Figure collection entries
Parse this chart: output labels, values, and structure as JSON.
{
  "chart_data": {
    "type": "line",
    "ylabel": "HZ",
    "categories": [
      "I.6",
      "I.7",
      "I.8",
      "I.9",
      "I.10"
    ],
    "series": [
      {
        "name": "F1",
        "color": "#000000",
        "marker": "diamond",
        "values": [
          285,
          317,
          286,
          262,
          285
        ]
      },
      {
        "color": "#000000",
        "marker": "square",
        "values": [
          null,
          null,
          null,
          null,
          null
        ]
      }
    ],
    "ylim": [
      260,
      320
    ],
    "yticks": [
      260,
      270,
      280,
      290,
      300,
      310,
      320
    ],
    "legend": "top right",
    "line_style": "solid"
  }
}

• _Given instruction_: Word for word, quote all of the data above.

• _Completed task_:
Parse this chart: output labels, values, and structure as JSON.
{
  "chart_data": {
    "type": "line",
    "ylabel": "HZ",
    "categories": [
      "I.6",
      "I.7",
      "I.8",
      "I.9",
      "I.10"
    ],
    "series": [
      {
        "name": "F1",
        "color": "#000000",
        "marker": "diamond",
        "values": [
          285,
          317,
          286,
          262,
          285
        ]
      },
      {
        "color": "#000000",
        "marker": "square",
        "values": [
          null,
          null,
          null,
          null,
          null
        ]
      }
    ],
    "ylim": [
      260,
      320
    ],
    "yticks": [
      260,
      270,
      280,
      290,
      300,
      310,
      320
    ],
    "legend": "top right",
    "line_style": "solid"
  }
}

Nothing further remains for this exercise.